▶ [WHAT THIS TASK INVOLVES] Exclude the pictures and reproduce the remaining data exactly as written.

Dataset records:
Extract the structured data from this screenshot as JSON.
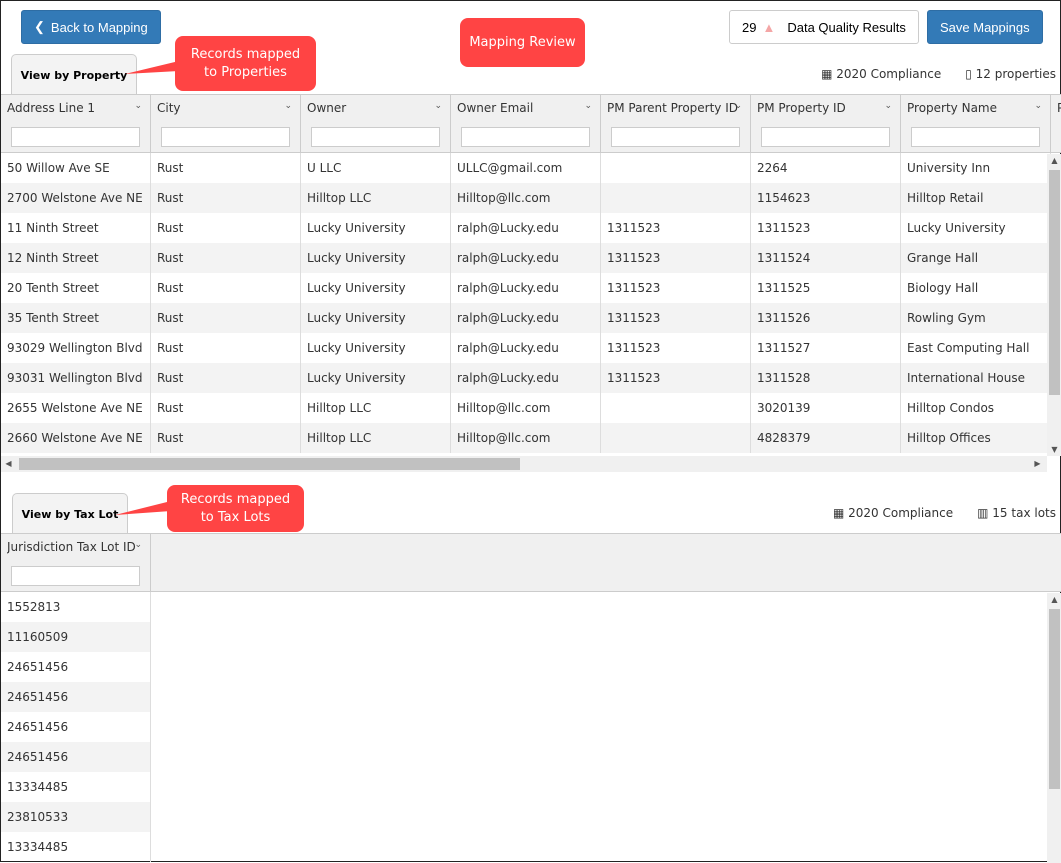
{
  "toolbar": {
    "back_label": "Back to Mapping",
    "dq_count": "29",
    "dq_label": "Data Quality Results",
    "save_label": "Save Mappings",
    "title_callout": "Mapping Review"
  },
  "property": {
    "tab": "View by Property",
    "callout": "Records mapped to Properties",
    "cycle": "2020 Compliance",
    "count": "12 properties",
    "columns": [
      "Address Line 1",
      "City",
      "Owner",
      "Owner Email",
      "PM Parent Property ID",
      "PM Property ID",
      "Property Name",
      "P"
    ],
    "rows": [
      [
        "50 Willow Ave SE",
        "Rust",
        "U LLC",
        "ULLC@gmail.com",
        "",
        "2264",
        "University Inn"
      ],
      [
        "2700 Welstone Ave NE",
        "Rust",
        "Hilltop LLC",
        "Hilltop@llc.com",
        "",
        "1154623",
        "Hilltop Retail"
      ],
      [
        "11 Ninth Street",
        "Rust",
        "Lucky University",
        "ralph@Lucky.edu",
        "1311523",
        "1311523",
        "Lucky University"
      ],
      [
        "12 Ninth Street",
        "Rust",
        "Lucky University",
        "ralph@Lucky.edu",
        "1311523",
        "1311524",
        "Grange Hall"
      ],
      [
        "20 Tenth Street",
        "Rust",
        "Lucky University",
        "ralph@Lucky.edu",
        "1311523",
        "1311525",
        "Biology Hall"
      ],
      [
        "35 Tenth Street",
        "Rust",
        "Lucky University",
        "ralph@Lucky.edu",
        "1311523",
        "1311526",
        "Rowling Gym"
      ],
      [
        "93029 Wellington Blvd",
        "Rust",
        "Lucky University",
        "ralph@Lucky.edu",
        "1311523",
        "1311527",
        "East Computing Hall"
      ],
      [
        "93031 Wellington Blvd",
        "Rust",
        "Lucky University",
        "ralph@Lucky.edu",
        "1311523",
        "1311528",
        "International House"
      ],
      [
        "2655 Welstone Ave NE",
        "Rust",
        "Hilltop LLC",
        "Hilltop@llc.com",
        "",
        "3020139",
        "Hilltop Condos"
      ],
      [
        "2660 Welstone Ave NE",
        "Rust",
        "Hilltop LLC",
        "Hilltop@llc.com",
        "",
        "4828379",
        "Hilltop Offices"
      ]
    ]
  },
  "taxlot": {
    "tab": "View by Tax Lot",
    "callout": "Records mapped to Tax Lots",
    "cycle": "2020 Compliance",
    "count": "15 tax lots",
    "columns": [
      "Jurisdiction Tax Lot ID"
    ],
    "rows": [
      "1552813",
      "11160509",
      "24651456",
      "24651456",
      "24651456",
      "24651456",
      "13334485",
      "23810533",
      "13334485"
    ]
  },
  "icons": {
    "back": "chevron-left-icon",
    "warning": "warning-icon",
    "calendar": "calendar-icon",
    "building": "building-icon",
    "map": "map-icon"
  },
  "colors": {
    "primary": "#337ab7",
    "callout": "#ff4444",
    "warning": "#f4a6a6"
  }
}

▶ [WRITTEN ANSWER]
Extract the structured data from this screenshot as JSON.
{
  "toolbar": {
    "back_label": "Back to Mapping",
    "dq_count": "29",
    "dq_label": "Data Quality Results",
    "save_label": "Save Mappings",
    "title_callout": "Mapping Review"
  },
  "property": {
    "tab": "View by Property",
    "callout": "Records mapped to Properties",
    "cycle": "2020 Compliance",
    "count": "12 properties",
    "columns": [
      "Address Line 1",
      "City",
      "Owner",
      "Owner Email",
      "PM Parent Property ID",
      "PM Property ID",
      "Property Name",
      "P"
    ],
    "rows": [
      [
        "50 Willow Ave SE",
        "Rust",
        "U LLC",
        "ULLC@gmail.com",
        "",
        "2264",
        "University Inn"
      ],
      [
        "2700 Welstone Ave NE",
        "Rust",
        "Hilltop LLC",
        "Hilltop@llc.com",
        "",
        "1154623",
        "Hilltop Retail"
      ],
      [
        "11 Ninth Street",
        "Rust",
        "Lucky University",
        "ralph@Lucky.edu",
        "1311523",
        "1311523",
        "Lucky University"
      ],
      [
        "12 Ninth Street",
        "Rust",
        "Lucky University",
        "ralph@Lucky.edu",
        "1311523",
        "1311524",
        "Grange Hall"
      ],
      [
        "20 Tenth Street",
        "Rust",
        "Lucky University",
        "ralph@Lucky.edu",
        "1311523",
        "1311525",
        "Biology Hall"
      ],
      [
        "35 Tenth Street",
        "Rust",
        "Lucky University",
        "ralph@Lucky.edu",
        "1311523",
        "1311526",
        "Rowling Gym"
      ],
      [
        "93029 Wellington Blvd",
        "Rust",
        "Lucky University",
        "ralph@Lucky.edu",
        "1311523",
        "1311527",
        "East Computing Hall"
      ],
      [
        "93031 Wellington Blvd",
        "Rust",
        "Lucky University",
        "ralph@Lucky.edu",
        "1311523",
        "1311528",
        "International House"
      ],
      [
        "2655 Welstone Ave NE",
        "Rust",
        "Hilltop LLC",
        "Hilltop@llc.com",
        "",
        "3020139",
        "Hilltop Condos"
      ],
      [
        "2660 Welstone Ave NE",
        "Rust",
        "Hilltop LLC",
        "Hilltop@llc.com",
        "",
        "4828379",
        "Hilltop Offices"
      ]
    ]
  },
  "taxlot": {
    "tab": "View by Tax Lot",
    "callout": "Records mapped to Tax Lots",
    "cycle": "2020 Compliance",
    "count": "15 tax lots",
    "columns": [
      "Jurisdiction Tax Lot ID"
    ],
    "rows": [
      "1552813",
      "11160509",
      "24651456",
      "24651456",
      "24651456",
      "24651456",
      "13334485",
      "23810533",
      "13334485"
    ]
  },
  "icons": {
    "back": "chevron-left-icon",
    "warning": "warning-icon",
    "calendar": "calendar-icon",
    "building": "building-icon",
    "map": "map-icon"
  },
  "colors": {
    "primary": "#337ab7",
    "callout": "#ff4444",
    "warning": "#f4a6a6"
  }
}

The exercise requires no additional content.